**PROBLEM TO WORK ON:**
All of the data should be output character for character, except the pictures.

**RECORD EXCERPTS:**
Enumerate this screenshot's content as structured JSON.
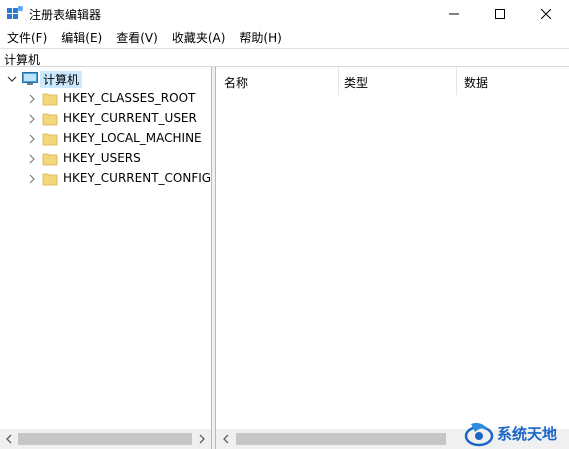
{
  "window": {
    "title": "注册表编辑器"
  },
  "menu": {
    "items": [
      {
        "label": "文件(F)"
      },
      {
        "label": "编辑(E)"
      },
      {
        "label": "查看(V)"
      },
      {
        "label": "收藏夹(A)"
      },
      {
        "label": "帮助(H)"
      }
    ]
  },
  "address": {
    "path": "计算机"
  },
  "tree": {
    "root": {
      "label": "计算机",
      "expanded": true,
      "selected": true,
      "icon": "computer-icon"
    },
    "children": [
      {
        "label": "HKEY_CLASSES_ROOT",
        "icon": "folder-icon"
      },
      {
        "label": "HKEY_CURRENT_USER",
        "icon": "folder-icon"
      },
      {
        "label": "HKEY_LOCAL_MACHINE",
        "icon": "folder-icon"
      },
      {
        "label": "HKEY_USERS",
        "icon": "folder-icon"
      },
      {
        "label": "HKEY_CURRENT_CONFIG",
        "icon": "folder-icon"
      }
    ]
  },
  "list": {
    "columns": [
      {
        "label": "名称"
      },
      {
        "label": "类型"
      },
      {
        "label": "数据"
      }
    ]
  },
  "watermark": {
    "text": "系统天地"
  },
  "colors": {
    "selection": "#cce8ff",
    "folder": "#f3d77a",
    "watermark": "#1a66c8"
  }
}
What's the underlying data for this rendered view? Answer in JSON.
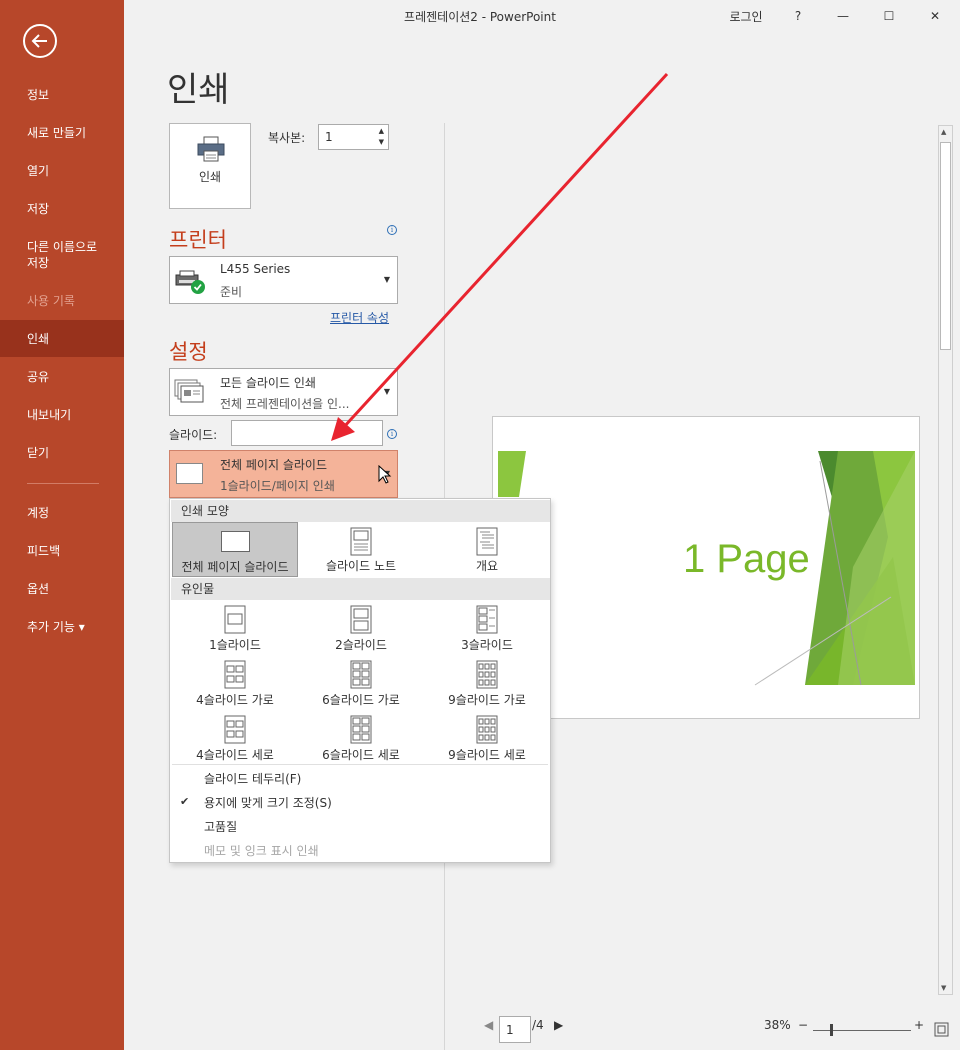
{
  "window": {
    "title": "프레젠테이션2  -  PowerPoint",
    "login": "로그인",
    "help": "?",
    "minimize": "—",
    "maximize": "☐",
    "close": "✕"
  },
  "sidebar": {
    "items": [
      {
        "label": "정보"
      },
      {
        "label": "새로 만들기"
      },
      {
        "label": "열기"
      },
      {
        "label": "저장"
      },
      {
        "label": "다른 이름으로\n저장"
      },
      {
        "label": "사용 기록"
      },
      {
        "label": "인쇄"
      },
      {
        "label": "공유"
      },
      {
        "label": "내보내기"
      },
      {
        "label": "닫기"
      },
      {
        "label": "계정"
      },
      {
        "label": "피드백"
      },
      {
        "label": "옵션"
      },
      {
        "label": "추가 기능 ▾"
      }
    ]
  },
  "main": {
    "title": "인쇄",
    "print_button": "인쇄",
    "copies_label": "복사본:",
    "copies_value": "1",
    "printer_heading": "프린터",
    "printer_name": "L455 Series",
    "printer_status": "준비",
    "printer_props": "프린터 속성",
    "settings_heading": "설정",
    "range_line1": "모든 슬라이드 인쇄",
    "range_line2": "전체 프레젠테이션을 인...",
    "slides_label": "슬라이드:",
    "slides_value": "",
    "layout_line1": "전체 페이지 슬라이드",
    "layout_line2": "1슬라이드/페이지 인쇄"
  },
  "menu": {
    "section1": "인쇄 모양",
    "layouts": [
      "전체 페이지 슬라이드",
      "슬라이드 노트",
      "개요"
    ],
    "section2": "유인물",
    "handouts": [
      "1슬라이드",
      "2슬라이드",
      "3슬라이드",
      "4슬라이드 가로",
      "6슬라이드 가로",
      "9슬라이드 가로",
      "4슬라이드 세로",
      "6슬라이드 세로",
      "9슬라이드 세로"
    ],
    "options": [
      {
        "label": "슬라이드 테두리(F)",
        "checked": false,
        "enabled": true
      },
      {
        "label": "용지에 맞게 크기 조정(S)",
        "checked": true,
        "enabled": true
      },
      {
        "label": "고품질",
        "checked": false,
        "enabled": true
      },
      {
        "label": "메모 및 잉크 표시 인쇄",
        "checked": false,
        "enabled": false
      }
    ]
  },
  "preview": {
    "slide_text": "1 Page",
    "page_current": "1",
    "page_total": "/4",
    "zoom": "38%"
  },
  "colors": {
    "accent": "#b7472a",
    "slide_green": "#7ab829"
  }
}
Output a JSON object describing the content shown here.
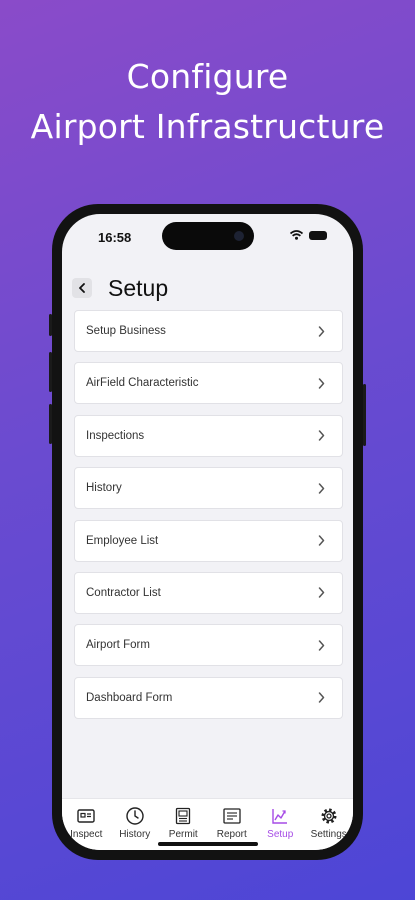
{
  "headline": {
    "line1": "Configure",
    "line2": "Airport Infrastructure"
  },
  "status_bar": {
    "time": "16:58"
  },
  "nav": {
    "title": "Setup"
  },
  "menu": {
    "items": [
      {
        "label": "Setup Business"
      },
      {
        "label": "AirField Characteristic"
      },
      {
        "label": "Inspections"
      },
      {
        "label": "History"
      },
      {
        "label": "Employee List"
      },
      {
        "label": "Contractor List"
      },
      {
        "label": "Airport Form"
      },
      {
        "label": "Dashboard Form"
      }
    ]
  },
  "tab_bar": {
    "active": "Setup",
    "tabs": [
      {
        "label": "Inspect",
        "icon": "inspect-icon"
      },
      {
        "label": "History",
        "icon": "clock-icon"
      },
      {
        "label": "Permit",
        "icon": "permit-icon"
      },
      {
        "label": "Report",
        "icon": "report-icon"
      },
      {
        "label": "Setup",
        "icon": "setup-icon"
      },
      {
        "label": "Settings",
        "icon": "gear-icon"
      }
    ]
  },
  "colors": {
    "accent": "#a64be6",
    "background_start": "#8a4bc9",
    "background_end": "#4d46d6"
  }
}
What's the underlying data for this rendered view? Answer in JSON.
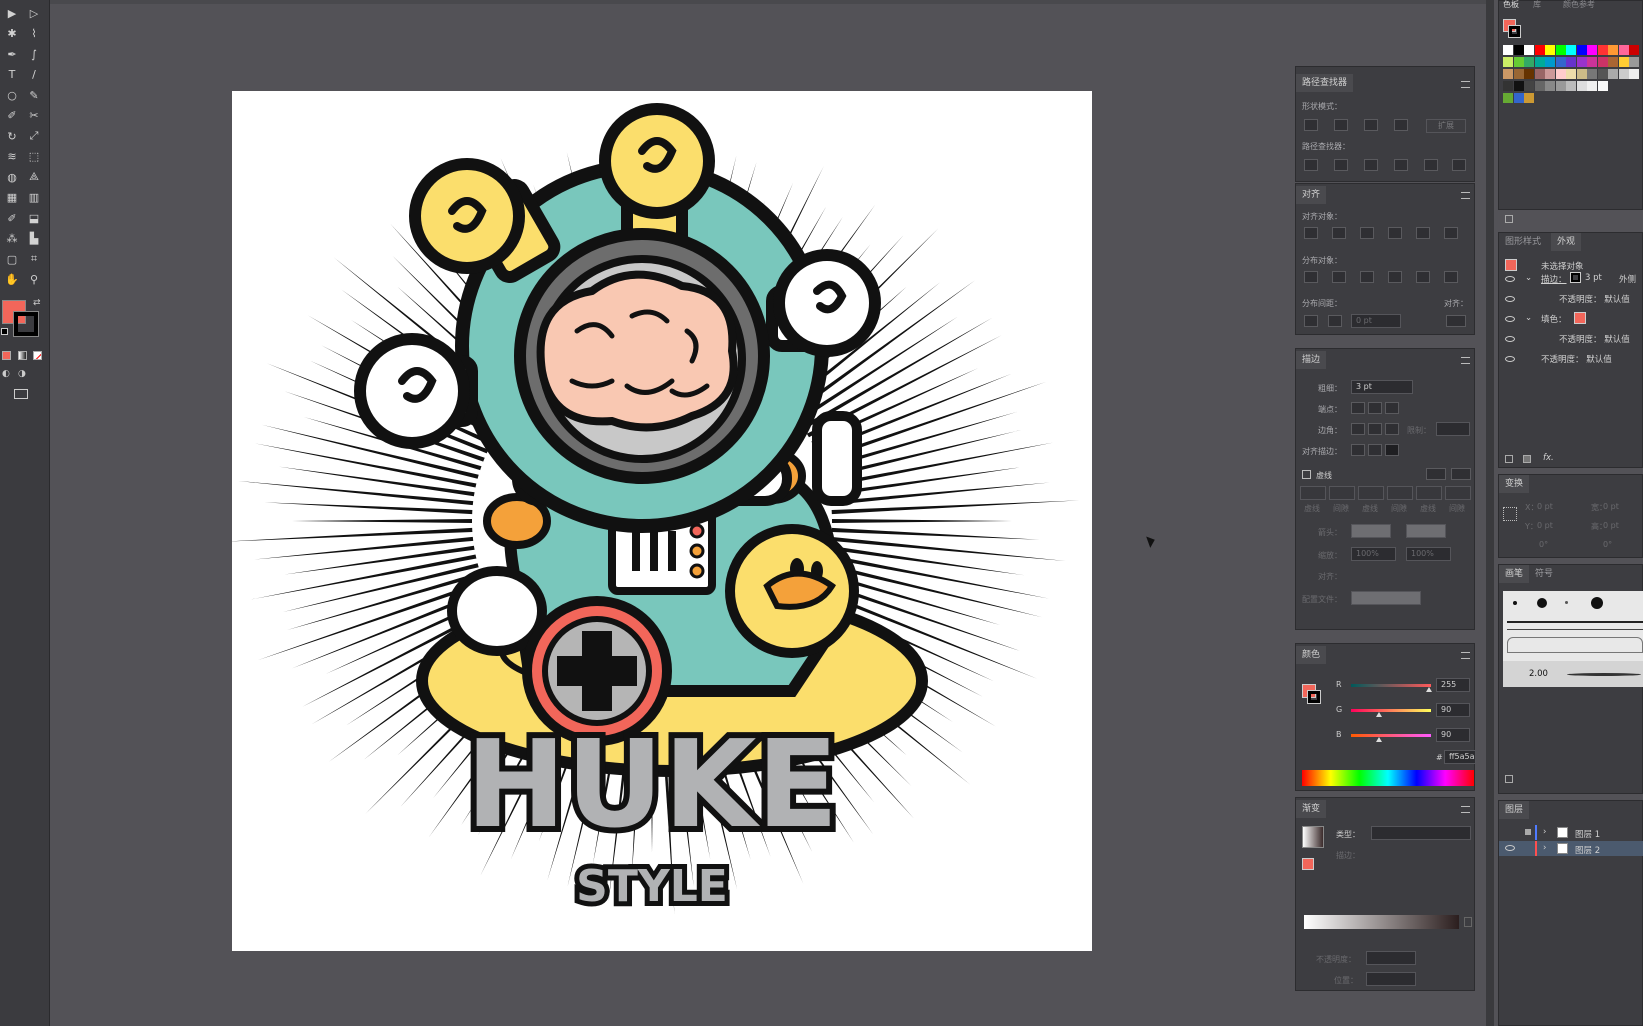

**REPLY TO THE TASK:**
Enumerate this screenshot's content as structured JSON.
{
  "window": {
    "title": "注册表编辑器"
  },
  "menu": {
    "items": [
      {
        "label": "文件(F)"
      },
      {
        "label": "编辑(E)"
      },
      {
        "label": "查看(V)"
      },
      {
        "label": "收藏夹(A)"
      },
      {
        "label": "帮助(H)"
      }
    ]
  },
  "address": {
    "path": "计算机"
  },
  "tree": {
    "root": {
      "label": "计算机",
      "expanded": true,
      "selected": true,
      "icon": "computer-icon"
    },
    "children": [
      {
        "label": "HKEY_CLASSES_ROOT",
        "icon": "folder-icon"
      },
      {
        "label": "HKEY_CURRENT_USER",
        "icon": "folder-icon"
      },
      {
        "label": "HKEY_LOCAL_MACHINE",
        "icon": "folder-icon"
      },
      {
        "label": "HKEY_USERS",
        "icon": "folder-icon"
      },
      {
        "label": "HKEY_CURRENT_CONFIG",
        "icon": "folder-icon"
      }
    ]
  },
  "list": {
    "columns": [
      {
        "label": "名称"
      },
      {
        "label": "类型"
      },
      {
        "label": "数据"
      }
    ]
  },
  "watermark": {
    "text": "系统天地"
  },
  "colors": {
    "selection": "#cce8ff",
    "folder": "#f3d77a",
    "watermark": "#1a66c8"
  }
}
What's the underlying data for this rendered view? Answer in JSON.
{
  "window": {
    "title": "프레젠테이션2  -  PowerPoint",
    "login": "로그인",
    "help": "?",
    "minimize": "—",
    "maximize": "☐",
    "close": "✕"
  },
  "sidebar": {
    "items": [
      {
        "label": "정보"
      },
      {
        "label": "새로 만들기"
      },
      {
        "label": "열기"
      },
      {
        "label": "저장"
      },
      {
        "label": "다른 이름으로\n저장"
      },
      {
        "label": "사용 기록"
      },
      {
        "label": "인쇄"
      },
      {
        "label": "공유"
      },
      {
        "label": "내보내기"
      },
      {
        "label": "닫기"
      },
      {
        "label": "계정"
      },
      {
        "label": "피드백"
      },
      {
        "label": "옵션"
      },
      {
        "label": "추가 기능 ▾"
      }
    ]
  },
  "main": {
    "title": "인쇄",
    "print_button": "인쇄",
    "copies_label": "복사본:",
    "copies_value": "1",
    "printer_heading": "프린터",
    "printer_name": "L455 Series",
    "printer_status": "준비",
    "printer_props": "프린터 속성",
    "settings_heading": "설정",
    "range_line1": "모든 슬라이드 인쇄",
    "range_line2": "전체 프레젠테이션을 인...",
    "slides_label": "슬라이드:",
    "slides_value": "",
    "layout_line1": "전체 페이지 슬라이드",
    "layout_line2": "1슬라이드/페이지 인쇄"
  },
  "menu": {
    "section1": "인쇄 모양",
    "layouts": [
      "전체 페이지 슬라이드",
      "슬라이드 노트",
      "개요"
    ],
    "section2": "유인물",
    "handouts": [
      "1슬라이드",
      "2슬라이드",
      "3슬라이드",
      "4슬라이드 가로",
      "6슬라이드 가로",
      "9슬라이드 가로",
      "4슬라이드 세로",
      "6슬라이드 세로",
      "9슬라이드 세로"
    ],
    "options": [
      {
        "label": "슬라이드 테두리(F)",
        "checked": false,
        "enabled": true
      },
      {
        "label": "용지에 맞게 크기 조정(S)",
        "checked": true,
        "enabled": true
      },
      {
        "label": "고품질",
        "checked": false,
        "enabled": true
      },
      {
        "label": "메모 및 잉크 표시 인쇄",
        "checked": false,
        "enabled": false
      }
    ]
  },
  "preview": {
    "slide_text": "1 Page",
    "page_current": "1",
    "page_total": "/4",
    "zoom": "38%"
  },
  "colors": {
    "accent": "#b7472a",
    "slide_green": "#7ab829"
  }
}
Output a JSON object describing the content shown here.
{
  "headline": {
    "line1": "Configure",
    "line2": "Airport Infrastructure"
  },
  "status_bar": {
    "time": "16:58"
  },
  "nav": {
    "title": "Setup"
  },
  "menu": {
    "items": [
      {
        "label": "Setup Business"
      },
      {
        "label": "AirField Characteristic"
      },
      {
        "label": "Inspections"
      },
      {
        "label": "History"
      },
      {
        "label": "Employee List"
      },
      {
        "label": "Contractor List"
      },
      {
        "label": "Airport Form"
      },
      {
        "label": "Dashboard Form"
      }
    ]
  },
  "tab_bar": {
    "active": "Setup",
    "tabs": [
      {
        "label": "Inspect",
        "icon": "inspect-icon"
      },
      {
        "label": "History",
        "icon": "clock-icon"
      },
      {
        "label": "Permit",
        "icon": "permit-icon"
      },
      {
        "label": "Report",
        "icon": "report-icon"
      },
      {
        "label": "Setup",
        "icon": "setup-icon"
      },
      {
        "label": "Settings",
        "icon": "gear-icon"
      }
    ]
  },
  "colors": {
    "accent": "#a64be6",
    "background_start": "#8a4bc9",
    "background_end": "#4d46d6"
  }
}
What's the underlying data for this rendered view? Answer in JSON.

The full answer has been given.